> _Short problem_
Check every line of the material below for the string "qualcosa", and return the ones that have it.

> _Collected data_

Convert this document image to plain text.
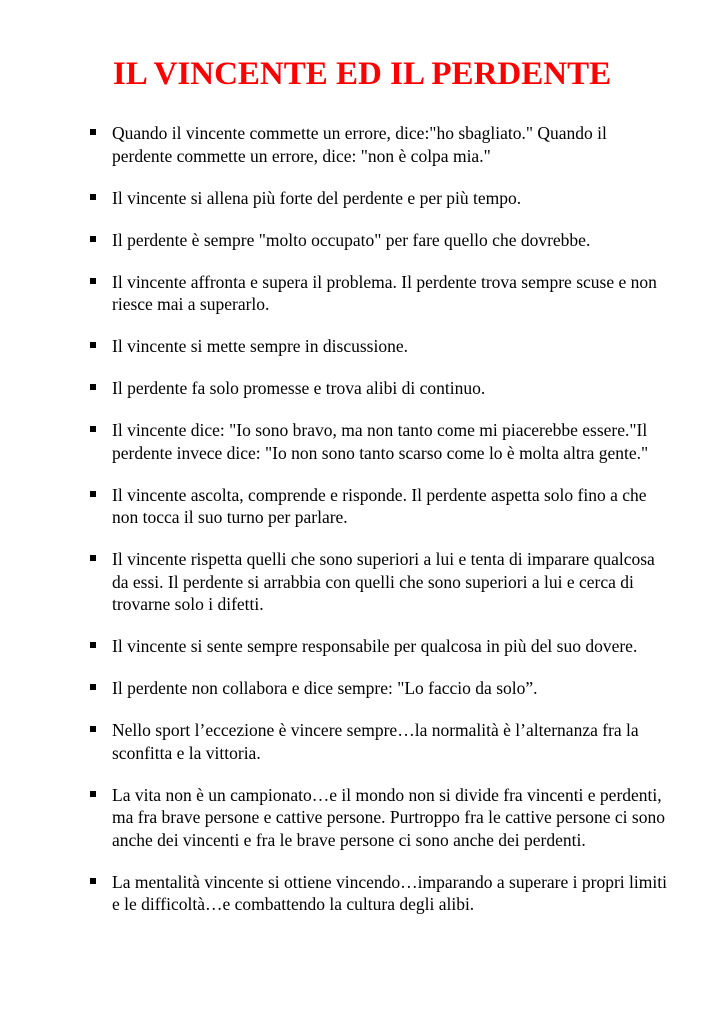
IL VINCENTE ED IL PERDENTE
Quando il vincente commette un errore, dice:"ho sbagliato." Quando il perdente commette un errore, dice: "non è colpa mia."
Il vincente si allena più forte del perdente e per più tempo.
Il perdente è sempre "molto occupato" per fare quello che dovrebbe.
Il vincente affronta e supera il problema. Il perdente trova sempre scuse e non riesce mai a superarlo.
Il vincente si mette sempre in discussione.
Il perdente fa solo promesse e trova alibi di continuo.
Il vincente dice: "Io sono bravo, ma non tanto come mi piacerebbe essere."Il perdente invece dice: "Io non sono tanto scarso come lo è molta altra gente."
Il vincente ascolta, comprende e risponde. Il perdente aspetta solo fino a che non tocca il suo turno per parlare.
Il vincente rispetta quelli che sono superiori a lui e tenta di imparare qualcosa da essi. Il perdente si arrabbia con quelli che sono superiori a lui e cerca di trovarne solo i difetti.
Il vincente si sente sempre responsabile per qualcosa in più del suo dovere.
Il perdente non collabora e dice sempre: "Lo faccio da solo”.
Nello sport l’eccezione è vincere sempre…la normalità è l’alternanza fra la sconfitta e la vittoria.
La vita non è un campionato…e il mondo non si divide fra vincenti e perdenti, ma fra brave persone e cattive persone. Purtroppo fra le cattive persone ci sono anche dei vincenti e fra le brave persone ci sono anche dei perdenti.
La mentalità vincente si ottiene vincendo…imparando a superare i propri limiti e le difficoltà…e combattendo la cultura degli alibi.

> _Result for this exercise_
Il vincente rispetta quelli che sono superiori a lui e tenta di imparare qualcosa da essi. Il perdente si arrabbia con quelli che sono superiori a lui e cerca di trovarne solo i difetti.
Il vincente si sente sempre responsabile per qualcosa in più del suo dovere.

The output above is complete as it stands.